- RECORD EXCERPTS
▶
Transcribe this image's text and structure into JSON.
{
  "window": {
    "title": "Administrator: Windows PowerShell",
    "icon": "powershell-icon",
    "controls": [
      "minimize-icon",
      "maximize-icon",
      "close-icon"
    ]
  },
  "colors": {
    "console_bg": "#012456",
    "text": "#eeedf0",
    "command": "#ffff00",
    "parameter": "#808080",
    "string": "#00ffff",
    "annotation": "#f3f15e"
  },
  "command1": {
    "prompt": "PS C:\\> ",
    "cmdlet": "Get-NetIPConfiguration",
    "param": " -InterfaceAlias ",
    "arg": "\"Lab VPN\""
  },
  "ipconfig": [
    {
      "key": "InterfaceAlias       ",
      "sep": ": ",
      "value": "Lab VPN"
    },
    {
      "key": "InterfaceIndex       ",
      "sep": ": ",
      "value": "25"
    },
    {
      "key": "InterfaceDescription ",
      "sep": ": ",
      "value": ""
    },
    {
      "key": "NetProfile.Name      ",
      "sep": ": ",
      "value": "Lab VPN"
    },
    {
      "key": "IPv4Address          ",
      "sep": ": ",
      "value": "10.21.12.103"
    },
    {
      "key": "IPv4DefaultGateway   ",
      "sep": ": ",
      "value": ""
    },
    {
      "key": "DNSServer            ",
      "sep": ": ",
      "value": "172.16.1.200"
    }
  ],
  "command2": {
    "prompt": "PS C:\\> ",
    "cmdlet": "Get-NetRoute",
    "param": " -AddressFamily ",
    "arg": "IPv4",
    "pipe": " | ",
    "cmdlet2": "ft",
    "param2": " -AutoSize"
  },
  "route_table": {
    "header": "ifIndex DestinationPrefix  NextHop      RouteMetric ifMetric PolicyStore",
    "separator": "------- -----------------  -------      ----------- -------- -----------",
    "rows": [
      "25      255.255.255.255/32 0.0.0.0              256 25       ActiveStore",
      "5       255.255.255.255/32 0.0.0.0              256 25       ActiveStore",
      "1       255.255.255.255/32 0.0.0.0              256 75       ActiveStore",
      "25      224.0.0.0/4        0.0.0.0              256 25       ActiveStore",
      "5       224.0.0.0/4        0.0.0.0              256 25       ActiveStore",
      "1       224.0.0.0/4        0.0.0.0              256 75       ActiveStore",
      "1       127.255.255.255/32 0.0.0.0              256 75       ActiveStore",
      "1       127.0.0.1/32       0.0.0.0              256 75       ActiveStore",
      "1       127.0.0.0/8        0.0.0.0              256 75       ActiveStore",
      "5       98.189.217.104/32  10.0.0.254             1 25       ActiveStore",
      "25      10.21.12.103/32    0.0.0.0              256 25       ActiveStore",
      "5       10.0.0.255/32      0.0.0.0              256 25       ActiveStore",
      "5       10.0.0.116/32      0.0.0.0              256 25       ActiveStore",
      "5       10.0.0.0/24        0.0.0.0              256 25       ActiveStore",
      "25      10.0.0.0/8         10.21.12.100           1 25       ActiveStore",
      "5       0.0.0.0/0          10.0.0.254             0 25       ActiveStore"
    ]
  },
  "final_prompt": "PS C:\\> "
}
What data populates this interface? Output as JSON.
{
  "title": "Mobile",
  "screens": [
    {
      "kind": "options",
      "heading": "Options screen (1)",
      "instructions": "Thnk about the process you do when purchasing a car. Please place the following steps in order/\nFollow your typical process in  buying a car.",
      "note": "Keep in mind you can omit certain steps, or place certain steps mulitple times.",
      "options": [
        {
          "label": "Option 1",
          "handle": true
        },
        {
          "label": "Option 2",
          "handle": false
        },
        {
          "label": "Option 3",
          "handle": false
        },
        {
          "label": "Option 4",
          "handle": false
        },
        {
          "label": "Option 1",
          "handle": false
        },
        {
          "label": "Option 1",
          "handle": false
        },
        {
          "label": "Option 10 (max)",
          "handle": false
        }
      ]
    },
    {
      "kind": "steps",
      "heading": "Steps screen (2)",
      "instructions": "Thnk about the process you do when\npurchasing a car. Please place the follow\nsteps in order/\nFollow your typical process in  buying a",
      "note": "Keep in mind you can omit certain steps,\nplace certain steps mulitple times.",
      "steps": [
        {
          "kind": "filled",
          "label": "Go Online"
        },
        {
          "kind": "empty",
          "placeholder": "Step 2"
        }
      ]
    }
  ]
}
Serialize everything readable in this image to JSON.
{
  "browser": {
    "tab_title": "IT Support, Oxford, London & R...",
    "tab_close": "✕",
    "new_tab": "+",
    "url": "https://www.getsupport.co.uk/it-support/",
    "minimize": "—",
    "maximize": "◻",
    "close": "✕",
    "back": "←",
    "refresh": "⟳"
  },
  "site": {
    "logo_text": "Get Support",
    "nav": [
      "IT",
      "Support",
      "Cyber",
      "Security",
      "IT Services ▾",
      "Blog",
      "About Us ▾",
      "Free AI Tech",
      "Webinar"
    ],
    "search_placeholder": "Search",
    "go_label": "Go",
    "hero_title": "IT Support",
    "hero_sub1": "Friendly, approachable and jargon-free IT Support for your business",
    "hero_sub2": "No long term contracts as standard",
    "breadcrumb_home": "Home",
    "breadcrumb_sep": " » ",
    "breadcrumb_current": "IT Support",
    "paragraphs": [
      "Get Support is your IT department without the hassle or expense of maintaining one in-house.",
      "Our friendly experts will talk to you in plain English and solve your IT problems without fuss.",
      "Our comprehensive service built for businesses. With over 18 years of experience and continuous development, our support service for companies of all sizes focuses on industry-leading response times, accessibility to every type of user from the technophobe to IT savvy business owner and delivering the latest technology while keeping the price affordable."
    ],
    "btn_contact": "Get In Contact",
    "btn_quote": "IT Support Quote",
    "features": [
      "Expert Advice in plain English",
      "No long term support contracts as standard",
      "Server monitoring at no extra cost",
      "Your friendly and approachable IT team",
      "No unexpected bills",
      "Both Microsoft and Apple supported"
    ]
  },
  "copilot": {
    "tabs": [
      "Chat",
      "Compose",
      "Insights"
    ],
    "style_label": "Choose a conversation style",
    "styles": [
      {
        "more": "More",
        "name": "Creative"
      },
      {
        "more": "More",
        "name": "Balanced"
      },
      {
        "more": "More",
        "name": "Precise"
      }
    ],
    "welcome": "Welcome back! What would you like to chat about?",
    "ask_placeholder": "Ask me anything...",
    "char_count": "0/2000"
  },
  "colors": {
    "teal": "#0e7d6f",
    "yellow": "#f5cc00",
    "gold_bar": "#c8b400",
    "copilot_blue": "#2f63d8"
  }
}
◀
- STATED TASK
Which lines hold the word "heading"? Copy each of them from the records.

- RESPONSE BELOW
      "heading": "Options screen (1)",
      "heading": "Steps screen (2)",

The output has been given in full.